[begin AVAILABLE DATA]

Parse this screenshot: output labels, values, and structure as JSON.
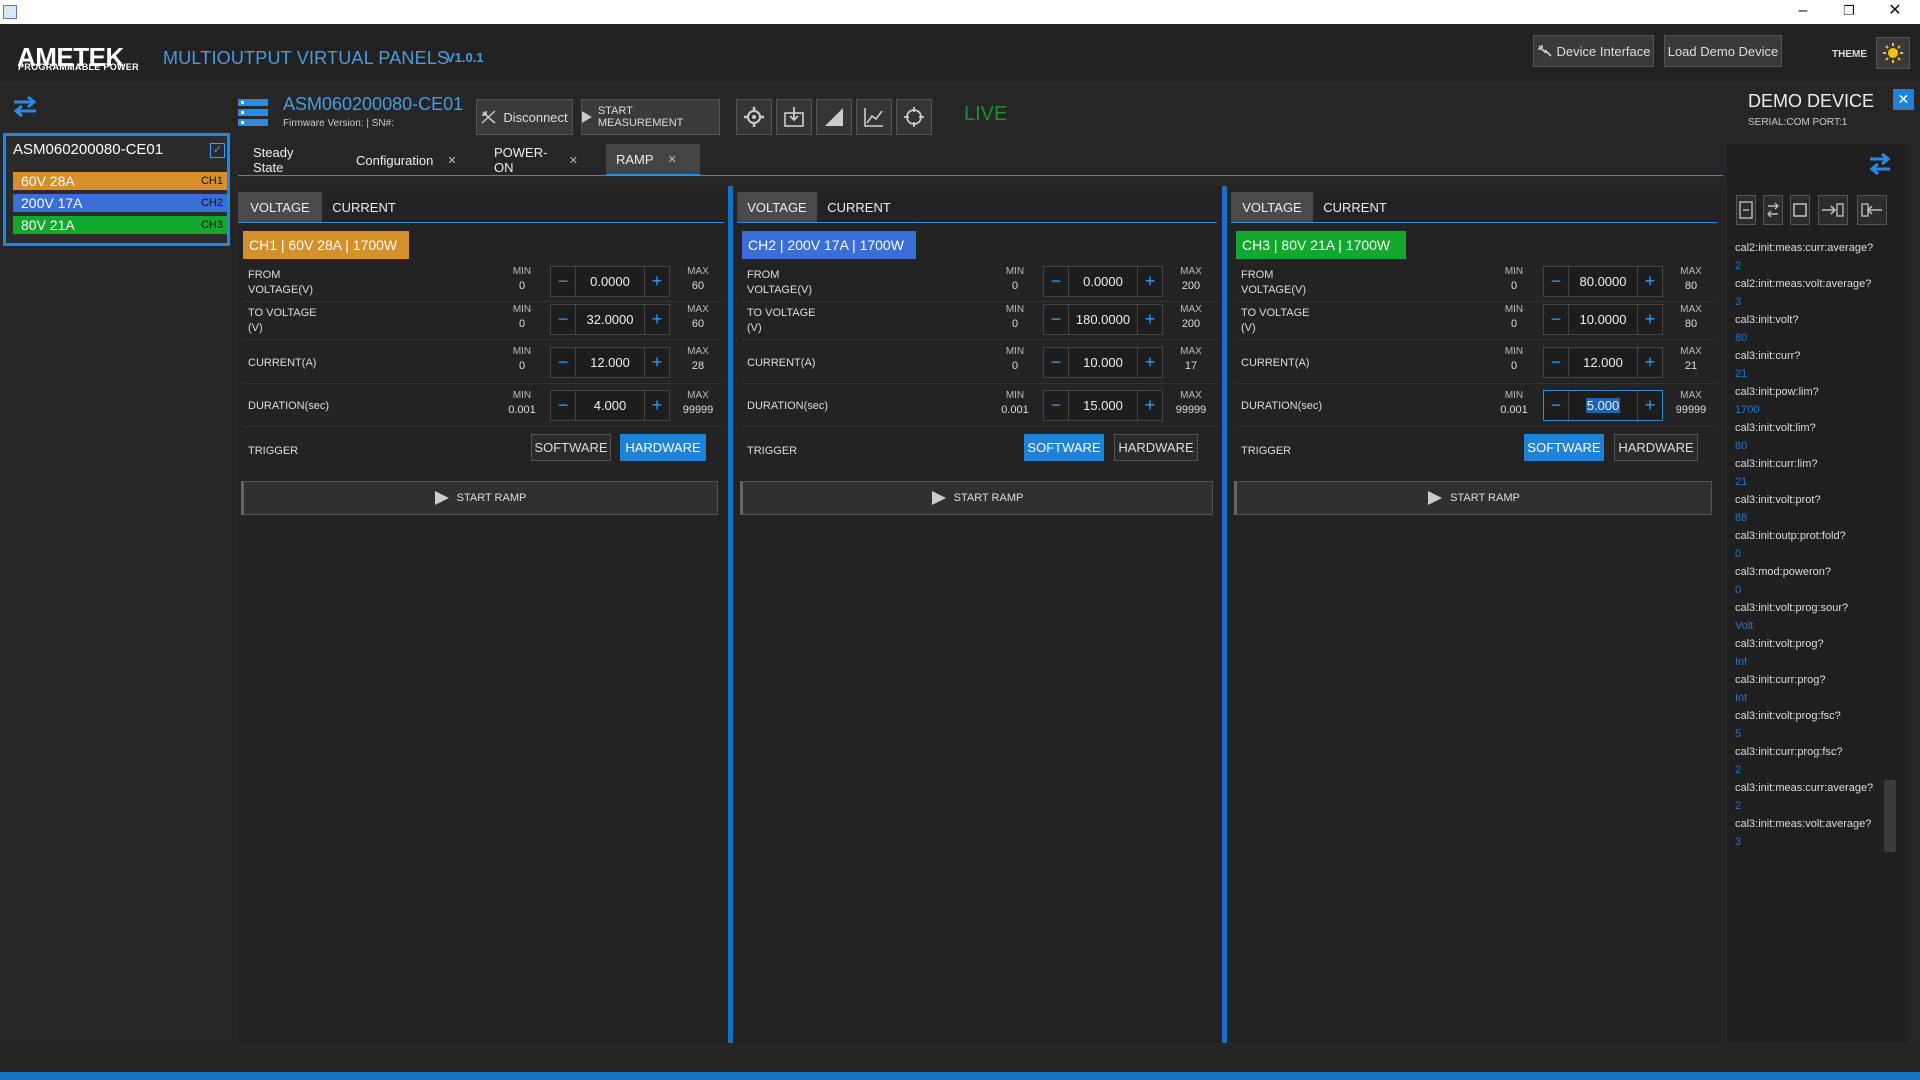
{
  "window": {
    "minimize": "–",
    "maximize": "❐",
    "close": "✕"
  },
  "header": {
    "logo_main": "AMETEK",
    "logo_sub": "PROGRAMMABLE POWER",
    "title": "MULTIOUTPUT VIRTUAL PANELS",
    "version": "V1.0.1",
    "device_interface": "Device Interface",
    "load_demo": "Load Demo Device",
    "theme_label": "THEME"
  },
  "sidebar": {
    "device_name": "ASM060200080-CE01",
    "channels": [
      {
        "label": "60V 28A",
        "ch": "CH1",
        "color": "#d4902a"
      },
      {
        "label": "200V 17A",
        "ch": "CH2",
        "color": "#3b6fd8"
      },
      {
        "label": "80V 21A",
        "ch": "CH3",
        "color": "#12a82e"
      }
    ]
  },
  "devicebar": {
    "title": "ASM060200080-CE01",
    "firmware": "Firmware Version:  |  SN#:",
    "disconnect": "Disconnect",
    "start_measurement": "START MEASUREMENT",
    "status": "LIVE"
  },
  "tabs": [
    {
      "label": "Steady State",
      "closable": false
    },
    {
      "label": "Configuration",
      "closable": true
    },
    {
      "label": "POWER-ON",
      "closable": true
    },
    {
      "label": "RAMP",
      "closable": true,
      "active": true
    }
  ],
  "close_x": "✕",
  "labels": {
    "voltage": "VOLTAGE",
    "current": "CURRENT",
    "from_voltage_1": "FROM",
    "from_voltage_2": "VOLTAGE(V)",
    "to_voltage_1": "TO VOLTAGE",
    "to_voltage_2": "(V)",
    "current_a": "CURRENT(A)",
    "duration": "DURATION(sec)",
    "trigger": "TRIGGER",
    "software": "SOFTWARE",
    "hardware": "HARDWARE",
    "start_ramp": "START RAMP",
    "min": "MIN",
    "max": "MAX",
    "minus": "−",
    "plus": "+"
  },
  "panels": [
    {
      "badge": "CH1 | 60V 28A | 1700W",
      "badge_color": "#d4902a",
      "from_v": {
        "min": "0",
        "value": "0.0000",
        "max": "60"
      },
      "to_v": {
        "min": "0",
        "value": "32.0000",
        "max": "60"
      },
      "current": {
        "min": "0",
        "value": "12.000",
        "max": "28"
      },
      "duration": {
        "min": "0.001",
        "value": "4.000",
        "max": "99999"
      },
      "trigger": "HARDWARE"
    },
    {
      "badge": "CH2 | 200V 17A | 1700W",
      "badge_color": "#3b6fd8",
      "from_v": {
        "min": "0",
        "value": "0.0000",
        "max": "200"
      },
      "to_v": {
        "min": "0",
        "value": "180.0000",
        "max": "200"
      },
      "current": {
        "min": "0",
        "value": "10.000",
        "max": "17"
      },
      "duration": {
        "min": "0.001",
        "value": "15.000",
        "max": "99999"
      },
      "trigger": "SOFTWARE"
    },
    {
      "badge": "CH3 | 80V 21A | 1700W",
      "badge_color": "#12a82e",
      "from_v": {
        "min": "0",
        "value": "80.0000",
        "max": "80"
      },
      "to_v": {
        "min": "0",
        "value": "10.0000",
        "max": "80"
      },
      "current": {
        "min": "0",
        "value": "12.000",
        "max": "21"
      },
      "duration": {
        "min": "0.001",
        "value": "5.000",
        "max": "99999"
      },
      "trigger": "SOFTWARE"
    }
  ],
  "right": {
    "title": "DEMO DEVICE",
    "port": "SERIAL:COM PORT:1",
    "close": "✕",
    "log": [
      {
        "cmd": "cal2:init:meas:curr:average?",
        "val": "2"
      },
      {
        "cmd": "cal2:init:meas:volt:average?",
        "val": "3"
      },
      {
        "cmd": "cal3:init:volt?",
        "val": "80"
      },
      {
        "cmd": "cal3:init:curr?",
        "val": "21"
      },
      {
        "cmd": "cal3:init:pow:lim?",
        "val": "1700"
      },
      {
        "cmd": "cal3:init:volt:lim?",
        "val": "80"
      },
      {
        "cmd": "cal3:init:curr:lim?",
        "val": "21"
      },
      {
        "cmd": "cal3:init:volt:prot?",
        "val": "88"
      },
      {
        "cmd": "cal3:init:outp:prot:fold?",
        "val": "0"
      },
      {
        "cmd": "cal3:mod:poweron?",
        "val": "0"
      },
      {
        "cmd": "cal3:init:volt:prog:sour?",
        "val": "Volt"
      },
      {
        "cmd": "cal3:init:volt:prog?",
        "val": "Int"
      },
      {
        "cmd": "cal3:init:curr:prog?",
        "val": "Int"
      },
      {
        "cmd": "cal3:init:volt:prog:fsc?",
        "val": "5"
      },
      {
        "cmd": "cal3:init:curr:prog:fsc?",
        "val": "2"
      },
      {
        "cmd": "cal3:init:meas:curr:average?",
        "val": "2"
      },
      {
        "cmd": "cal3:init:meas:volt:average?",
        "val": "3"
      }
    ]
  },
  "colors": {
    "accent": "#2a8be0",
    "button_on": "#1f82d6",
    "live": "#1f8f2a"
  }
}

[end AVAILABLE DATA]

YOUR TASK:
Transcribe the records word for word and include no pictures.

EXERCISE OUTPUT:
Parse this screenshot: output labels, values, and structure as JSON.
{
  "window": {
    "minimize": "–",
    "maximize": "❐",
    "close": "✕"
  },
  "header": {
    "logo_main": "AMETEK",
    "logo_sub": "PROGRAMMABLE POWER",
    "title": "MULTIOUTPUT VIRTUAL PANELS",
    "version": "V1.0.1",
    "device_interface": "Device Interface",
    "load_demo": "Load Demo Device",
    "theme_label": "THEME"
  },
  "sidebar": {
    "device_name": "ASM060200080-CE01",
    "channels": [
      {
        "label": "60V 28A",
        "ch": "CH1",
        "color": "#d4902a"
      },
      {
        "label": "200V 17A",
        "ch": "CH2",
        "color": "#3b6fd8"
      },
      {
        "label": "80V 21A",
        "ch": "CH3",
        "color": "#12a82e"
      }
    ]
  },
  "devicebar": {
    "title": "ASM060200080-CE01",
    "firmware": "Firmware Version:  |  SN#:",
    "disconnect": "Disconnect",
    "start_measurement": "START MEASUREMENT",
    "status": "LIVE"
  },
  "tabs": [
    {
      "label": "Steady State",
      "closable": false
    },
    {
      "label": "Configuration",
      "closable": true
    },
    {
      "label": "POWER-ON",
      "closable": true
    },
    {
      "label": "RAMP",
      "closable": true,
      "active": true
    }
  ],
  "close_x": "✕",
  "labels": {
    "voltage": "VOLTAGE",
    "current": "CURRENT",
    "from_voltage_1": "FROM",
    "from_voltage_2": "VOLTAGE(V)",
    "to_voltage_1": "TO VOLTAGE",
    "to_voltage_2": "(V)",
    "current_a": "CURRENT(A)",
    "duration": "DURATION(sec)",
    "trigger": "TRIGGER",
    "software": "SOFTWARE",
    "hardware": "HARDWARE",
    "start_ramp": "START RAMP",
    "min": "MIN",
    "max": "MAX",
    "minus": "−",
    "plus": "+"
  },
  "panels": [
    {
      "badge": "CH1 | 60V 28A | 1700W",
      "badge_color": "#d4902a",
      "from_v": {
        "min": "0",
        "value": "0.0000",
        "max": "60"
      },
      "to_v": {
        "min": "0",
        "value": "32.0000",
        "max": "60"
      },
      "current": {
        "min": "0",
        "value": "12.000",
        "max": "28"
      },
      "duration": {
        "min": "0.001",
        "value": "4.000",
        "max": "99999"
      },
      "trigger": "HARDWARE"
    },
    {
      "badge": "CH2 | 200V 17A | 1700W",
      "badge_color": "#3b6fd8",
      "from_v": {
        "min": "0",
        "value": "0.0000",
        "max": "200"
      },
      "to_v": {
        "min": "0",
        "value": "180.0000",
        "max": "200"
      },
      "current": {
        "min": "0",
        "value": "10.000",
        "max": "17"
      },
      "duration": {
        "min": "0.001",
        "value": "15.000",
        "max": "99999"
      },
      "trigger": "SOFTWARE"
    },
    {
      "badge": "CH3 | 80V 21A | 1700W",
      "badge_color": "#12a82e",
      "from_v": {
        "min": "0",
        "value": "80.0000",
        "max": "80"
      },
      "to_v": {
        "min": "0",
        "value": "10.0000",
        "max": "80"
      },
      "current": {
        "min": "0",
        "value": "12.000",
        "max": "21"
      },
      "duration": {
        "min": "0.001",
        "value": "5.000",
        "max": "99999"
      },
      "trigger": "SOFTWARE"
    }
  ],
  "right": {
    "title": "DEMO DEVICE",
    "port": "SERIAL:COM PORT:1",
    "close": "✕",
    "log": [
      {
        "cmd": "cal2:init:meas:curr:average?",
        "val": "2"
      },
      {
        "cmd": "cal2:init:meas:volt:average?",
        "val": "3"
      },
      {
        "cmd": "cal3:init:volt?",
        "val": "80"
      },
      {
        "cmd": "cal3:init:curr?",
        "val": "21"
      },
      {
        "cmd": "cal3:init:pow:lim?",
        "val": "1700"
      },
      {
        "cmd": "cal3:init:volt:lim?",
        "val": "80"
      },
      {
        "cmd": "cal3:init:curr:lim?",
        "val": "21"
      },
      {
        "cmd": "cal3:init:volt:prot?",
        "val": "88"
      },
      {
        "cmd": "cal3:init:outp:prot:fold?",
        "val": "0"
      },
      {
        "cmd": "cal3:mod:poweron?",
        "val": "0"
      },
      {
        "cmd": "cal3:init:volt:prog:sour?",
        "val": "Volt"
      },
      {
        "cmd": "cal3:init:volt:prog?",
        "val": "Int"
      },
      {
        "cmd": "cal3:init:curr:prog?",
        "val": "Int"
      },
      {
        "cmd": "cal3:init:volt:prog:fsc?",
        "val": "5"
      },
      {
        "cmd": "cal3:init:curr:prog:fsc?",
        "val": "2"
      },
      {
        "cmd": "cal3:init:meas:curr:average?",
        "val": "2"
      },
      {
        "cmd": "cal3:init:meas:volt:average?",
        "val": "3"
      }
    ]
  },
  "colors": {
    "accent": "#2a8be0",
    "button_on": "#1f82d6",
    "live": "#1f8f2a"
  }
}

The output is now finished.